WHAT YOU WILL DO. Using the records that follow, copy every line containing the word "sfcdetails".

--- Start ---

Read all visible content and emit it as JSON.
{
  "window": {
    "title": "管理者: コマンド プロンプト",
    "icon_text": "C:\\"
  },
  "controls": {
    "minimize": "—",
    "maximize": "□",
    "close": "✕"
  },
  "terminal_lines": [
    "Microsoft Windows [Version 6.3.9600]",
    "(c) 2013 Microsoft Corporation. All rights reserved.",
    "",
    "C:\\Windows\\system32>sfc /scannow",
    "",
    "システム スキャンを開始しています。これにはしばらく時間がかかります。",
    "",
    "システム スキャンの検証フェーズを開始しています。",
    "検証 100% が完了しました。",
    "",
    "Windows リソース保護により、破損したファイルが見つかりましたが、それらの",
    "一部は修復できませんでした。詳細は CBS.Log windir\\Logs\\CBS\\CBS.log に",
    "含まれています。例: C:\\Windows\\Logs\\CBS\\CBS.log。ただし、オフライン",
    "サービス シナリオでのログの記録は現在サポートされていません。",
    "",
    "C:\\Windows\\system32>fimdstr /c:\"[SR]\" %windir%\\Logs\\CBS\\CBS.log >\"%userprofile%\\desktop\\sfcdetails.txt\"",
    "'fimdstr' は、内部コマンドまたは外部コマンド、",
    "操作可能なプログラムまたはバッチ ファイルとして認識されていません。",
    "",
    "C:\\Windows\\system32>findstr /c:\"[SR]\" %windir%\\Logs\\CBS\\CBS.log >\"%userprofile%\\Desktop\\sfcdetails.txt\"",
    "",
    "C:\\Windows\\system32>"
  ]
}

--- End ---

RESULT.
    "C:\\Windows\\system32>fimdstr /c:\"[SR]\" %windir%\\Logs\\CBS\\CBS.log >\"%userprofile%\\desktop\\sfcdetails.txt\"",
    "C:\\Windows\\system32>findstr /c:\"[SR]\" %windir%\\Logs\\CBS\\CBS.log >\"%userprofile%\\Desktop\\sfcdetails.txt\"",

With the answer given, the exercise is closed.